WHAT IS NEEDED |
Review the lines that follow and copy each one that contains the word "marker".

··· DATASET EXCERPTS

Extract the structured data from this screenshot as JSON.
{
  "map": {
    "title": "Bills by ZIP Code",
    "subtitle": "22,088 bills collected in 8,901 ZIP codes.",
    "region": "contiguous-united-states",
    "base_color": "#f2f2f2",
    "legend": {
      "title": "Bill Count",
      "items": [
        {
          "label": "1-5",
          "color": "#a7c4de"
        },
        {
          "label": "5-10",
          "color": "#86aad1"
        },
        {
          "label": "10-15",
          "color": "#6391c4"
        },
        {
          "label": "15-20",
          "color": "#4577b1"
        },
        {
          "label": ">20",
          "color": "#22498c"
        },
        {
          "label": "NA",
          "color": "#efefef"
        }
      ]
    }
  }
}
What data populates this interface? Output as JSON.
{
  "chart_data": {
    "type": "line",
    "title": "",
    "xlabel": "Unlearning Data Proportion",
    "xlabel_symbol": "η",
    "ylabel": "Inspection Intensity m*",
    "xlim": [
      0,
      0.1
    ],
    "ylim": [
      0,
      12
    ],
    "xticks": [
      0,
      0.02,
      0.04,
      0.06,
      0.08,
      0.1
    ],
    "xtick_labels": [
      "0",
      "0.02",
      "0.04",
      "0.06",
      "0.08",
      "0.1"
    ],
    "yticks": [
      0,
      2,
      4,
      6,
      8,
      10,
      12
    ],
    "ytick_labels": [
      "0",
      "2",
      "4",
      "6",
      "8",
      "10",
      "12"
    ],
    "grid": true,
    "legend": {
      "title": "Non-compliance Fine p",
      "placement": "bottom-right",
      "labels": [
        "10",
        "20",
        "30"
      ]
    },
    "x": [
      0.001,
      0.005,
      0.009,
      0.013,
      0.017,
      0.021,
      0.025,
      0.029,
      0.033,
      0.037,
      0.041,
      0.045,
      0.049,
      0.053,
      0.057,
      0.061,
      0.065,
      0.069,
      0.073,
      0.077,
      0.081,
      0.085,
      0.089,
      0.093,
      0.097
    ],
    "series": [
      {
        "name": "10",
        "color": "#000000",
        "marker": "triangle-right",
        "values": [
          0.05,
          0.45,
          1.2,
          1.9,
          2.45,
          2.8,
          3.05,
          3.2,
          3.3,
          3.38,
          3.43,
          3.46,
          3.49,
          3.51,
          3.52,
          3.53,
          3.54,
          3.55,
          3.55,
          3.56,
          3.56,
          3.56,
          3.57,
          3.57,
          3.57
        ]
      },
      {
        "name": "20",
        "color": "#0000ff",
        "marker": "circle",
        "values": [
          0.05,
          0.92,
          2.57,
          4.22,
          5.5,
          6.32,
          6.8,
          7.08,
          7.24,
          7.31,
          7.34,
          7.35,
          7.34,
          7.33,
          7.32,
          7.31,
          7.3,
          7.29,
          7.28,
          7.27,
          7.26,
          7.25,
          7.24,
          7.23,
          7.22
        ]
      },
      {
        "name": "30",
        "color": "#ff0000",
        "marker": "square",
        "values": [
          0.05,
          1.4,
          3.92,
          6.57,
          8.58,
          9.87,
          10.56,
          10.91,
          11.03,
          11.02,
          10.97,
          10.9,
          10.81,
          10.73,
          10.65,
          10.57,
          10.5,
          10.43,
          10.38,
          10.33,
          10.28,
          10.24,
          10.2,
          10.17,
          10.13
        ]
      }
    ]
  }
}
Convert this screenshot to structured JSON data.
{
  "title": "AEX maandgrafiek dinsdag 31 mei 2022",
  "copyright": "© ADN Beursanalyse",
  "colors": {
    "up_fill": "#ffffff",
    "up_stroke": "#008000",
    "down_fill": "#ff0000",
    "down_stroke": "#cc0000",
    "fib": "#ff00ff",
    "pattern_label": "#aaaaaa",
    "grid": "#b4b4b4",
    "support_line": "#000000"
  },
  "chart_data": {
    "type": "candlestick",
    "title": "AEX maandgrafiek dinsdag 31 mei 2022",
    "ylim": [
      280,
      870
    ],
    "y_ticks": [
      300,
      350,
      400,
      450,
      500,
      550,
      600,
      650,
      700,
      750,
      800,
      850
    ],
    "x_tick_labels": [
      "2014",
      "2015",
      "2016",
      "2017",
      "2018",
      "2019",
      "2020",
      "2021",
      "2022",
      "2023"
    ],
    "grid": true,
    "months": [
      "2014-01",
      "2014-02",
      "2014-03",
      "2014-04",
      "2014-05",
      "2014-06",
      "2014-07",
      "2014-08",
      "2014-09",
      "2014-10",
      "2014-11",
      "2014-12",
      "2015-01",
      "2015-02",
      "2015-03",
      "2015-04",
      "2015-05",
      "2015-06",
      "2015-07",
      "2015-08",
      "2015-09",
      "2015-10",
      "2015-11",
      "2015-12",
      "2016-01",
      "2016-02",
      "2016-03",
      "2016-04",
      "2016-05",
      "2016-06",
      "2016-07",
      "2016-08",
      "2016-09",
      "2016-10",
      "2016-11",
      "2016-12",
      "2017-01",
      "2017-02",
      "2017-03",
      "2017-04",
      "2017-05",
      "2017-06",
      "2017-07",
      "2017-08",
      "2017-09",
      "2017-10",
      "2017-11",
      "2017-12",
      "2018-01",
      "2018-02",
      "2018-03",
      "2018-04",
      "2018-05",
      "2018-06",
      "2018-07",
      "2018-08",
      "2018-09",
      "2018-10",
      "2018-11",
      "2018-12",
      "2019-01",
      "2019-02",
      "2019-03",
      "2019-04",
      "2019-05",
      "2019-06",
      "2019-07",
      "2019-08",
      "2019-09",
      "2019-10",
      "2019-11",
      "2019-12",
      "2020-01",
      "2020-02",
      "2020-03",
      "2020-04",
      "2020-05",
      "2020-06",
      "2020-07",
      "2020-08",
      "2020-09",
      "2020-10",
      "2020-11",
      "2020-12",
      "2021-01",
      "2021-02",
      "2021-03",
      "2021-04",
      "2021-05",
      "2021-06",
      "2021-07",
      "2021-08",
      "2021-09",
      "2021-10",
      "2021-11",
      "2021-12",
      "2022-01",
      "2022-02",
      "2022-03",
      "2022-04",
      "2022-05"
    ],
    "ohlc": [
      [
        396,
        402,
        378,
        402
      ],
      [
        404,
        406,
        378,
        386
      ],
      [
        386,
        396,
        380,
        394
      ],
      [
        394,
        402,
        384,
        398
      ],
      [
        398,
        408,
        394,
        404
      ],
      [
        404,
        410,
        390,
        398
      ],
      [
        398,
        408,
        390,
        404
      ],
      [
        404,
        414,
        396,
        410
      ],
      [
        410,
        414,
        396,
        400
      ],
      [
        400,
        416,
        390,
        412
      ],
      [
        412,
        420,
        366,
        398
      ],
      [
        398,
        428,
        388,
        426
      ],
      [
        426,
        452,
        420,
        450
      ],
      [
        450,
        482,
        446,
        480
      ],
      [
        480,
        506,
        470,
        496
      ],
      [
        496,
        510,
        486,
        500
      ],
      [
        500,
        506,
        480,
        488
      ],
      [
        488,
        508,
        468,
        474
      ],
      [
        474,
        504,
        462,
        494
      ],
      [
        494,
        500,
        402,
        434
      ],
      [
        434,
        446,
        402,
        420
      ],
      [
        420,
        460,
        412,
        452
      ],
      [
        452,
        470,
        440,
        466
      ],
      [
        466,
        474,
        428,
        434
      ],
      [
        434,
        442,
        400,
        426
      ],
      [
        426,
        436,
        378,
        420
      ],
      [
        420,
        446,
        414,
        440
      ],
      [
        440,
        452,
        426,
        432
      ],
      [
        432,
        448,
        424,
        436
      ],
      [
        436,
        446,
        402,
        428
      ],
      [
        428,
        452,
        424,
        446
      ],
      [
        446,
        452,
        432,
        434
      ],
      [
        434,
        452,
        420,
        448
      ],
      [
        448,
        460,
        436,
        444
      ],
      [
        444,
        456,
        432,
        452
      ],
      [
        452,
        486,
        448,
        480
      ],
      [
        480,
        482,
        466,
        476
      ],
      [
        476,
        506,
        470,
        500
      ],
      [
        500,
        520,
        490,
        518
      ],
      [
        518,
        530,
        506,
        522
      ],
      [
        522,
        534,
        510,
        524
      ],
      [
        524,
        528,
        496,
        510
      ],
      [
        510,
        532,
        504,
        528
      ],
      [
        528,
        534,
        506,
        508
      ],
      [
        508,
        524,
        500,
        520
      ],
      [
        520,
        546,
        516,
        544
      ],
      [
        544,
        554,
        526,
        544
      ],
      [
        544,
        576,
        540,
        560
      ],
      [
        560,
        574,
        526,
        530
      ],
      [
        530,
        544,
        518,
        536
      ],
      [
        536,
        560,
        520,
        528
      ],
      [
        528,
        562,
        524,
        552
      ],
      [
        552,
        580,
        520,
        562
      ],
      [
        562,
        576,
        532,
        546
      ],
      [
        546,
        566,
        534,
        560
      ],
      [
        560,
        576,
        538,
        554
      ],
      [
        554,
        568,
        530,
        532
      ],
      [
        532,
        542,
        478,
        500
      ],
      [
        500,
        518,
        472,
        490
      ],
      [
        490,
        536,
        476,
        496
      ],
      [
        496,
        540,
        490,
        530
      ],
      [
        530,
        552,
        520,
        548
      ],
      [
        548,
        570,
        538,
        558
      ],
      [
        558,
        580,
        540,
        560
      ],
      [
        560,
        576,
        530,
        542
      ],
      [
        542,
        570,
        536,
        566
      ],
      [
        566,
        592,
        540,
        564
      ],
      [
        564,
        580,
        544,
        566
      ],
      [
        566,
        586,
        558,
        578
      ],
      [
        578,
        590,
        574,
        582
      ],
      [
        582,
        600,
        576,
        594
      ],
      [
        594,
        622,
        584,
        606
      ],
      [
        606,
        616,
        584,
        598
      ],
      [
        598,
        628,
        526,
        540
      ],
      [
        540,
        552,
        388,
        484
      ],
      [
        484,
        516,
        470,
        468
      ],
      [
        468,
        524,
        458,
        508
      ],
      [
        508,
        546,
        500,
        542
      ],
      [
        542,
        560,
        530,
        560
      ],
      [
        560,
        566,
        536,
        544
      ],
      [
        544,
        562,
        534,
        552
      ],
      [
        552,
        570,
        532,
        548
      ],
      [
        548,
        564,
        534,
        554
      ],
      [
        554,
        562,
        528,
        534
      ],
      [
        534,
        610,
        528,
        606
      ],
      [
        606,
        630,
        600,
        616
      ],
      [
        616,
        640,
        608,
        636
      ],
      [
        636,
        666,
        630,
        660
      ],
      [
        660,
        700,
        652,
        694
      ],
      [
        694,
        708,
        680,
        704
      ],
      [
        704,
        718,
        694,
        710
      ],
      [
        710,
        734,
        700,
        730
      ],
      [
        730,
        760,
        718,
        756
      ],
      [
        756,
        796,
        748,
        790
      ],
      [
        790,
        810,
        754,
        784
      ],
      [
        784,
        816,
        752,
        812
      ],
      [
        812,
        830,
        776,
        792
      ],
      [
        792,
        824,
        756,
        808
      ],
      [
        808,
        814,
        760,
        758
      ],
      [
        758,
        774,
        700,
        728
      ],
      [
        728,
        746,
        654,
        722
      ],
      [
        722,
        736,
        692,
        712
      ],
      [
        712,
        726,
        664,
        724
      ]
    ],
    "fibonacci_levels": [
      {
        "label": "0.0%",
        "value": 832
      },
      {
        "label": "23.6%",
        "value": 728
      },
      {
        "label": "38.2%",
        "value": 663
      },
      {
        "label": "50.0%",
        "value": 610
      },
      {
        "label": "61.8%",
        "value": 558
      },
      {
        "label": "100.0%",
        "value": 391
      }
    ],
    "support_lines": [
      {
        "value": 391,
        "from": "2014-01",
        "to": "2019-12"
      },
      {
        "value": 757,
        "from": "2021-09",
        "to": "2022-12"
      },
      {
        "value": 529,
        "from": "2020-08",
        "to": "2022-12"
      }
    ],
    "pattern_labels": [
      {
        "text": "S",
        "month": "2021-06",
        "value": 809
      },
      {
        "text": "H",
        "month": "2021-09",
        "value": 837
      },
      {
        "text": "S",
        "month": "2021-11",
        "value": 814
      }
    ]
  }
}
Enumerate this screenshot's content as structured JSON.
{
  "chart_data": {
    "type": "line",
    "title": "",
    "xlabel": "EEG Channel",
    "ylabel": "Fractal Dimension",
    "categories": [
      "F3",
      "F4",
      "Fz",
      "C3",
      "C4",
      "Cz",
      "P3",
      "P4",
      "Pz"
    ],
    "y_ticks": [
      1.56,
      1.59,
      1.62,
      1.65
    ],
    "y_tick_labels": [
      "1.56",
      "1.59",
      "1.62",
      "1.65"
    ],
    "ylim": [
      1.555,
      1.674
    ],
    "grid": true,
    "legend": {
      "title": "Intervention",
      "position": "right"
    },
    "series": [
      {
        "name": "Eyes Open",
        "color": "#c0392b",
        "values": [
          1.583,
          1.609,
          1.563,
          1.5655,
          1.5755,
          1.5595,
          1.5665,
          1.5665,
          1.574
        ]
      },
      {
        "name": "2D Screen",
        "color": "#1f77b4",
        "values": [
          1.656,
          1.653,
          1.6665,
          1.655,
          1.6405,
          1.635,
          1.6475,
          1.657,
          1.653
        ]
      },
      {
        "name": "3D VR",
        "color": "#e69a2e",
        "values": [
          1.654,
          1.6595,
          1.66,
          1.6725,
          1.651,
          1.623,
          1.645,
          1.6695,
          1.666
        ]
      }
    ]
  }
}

······

TASK SOLUTION |
        "marker": "triangle-right",
        "marker": "circle",
        "marker": "square",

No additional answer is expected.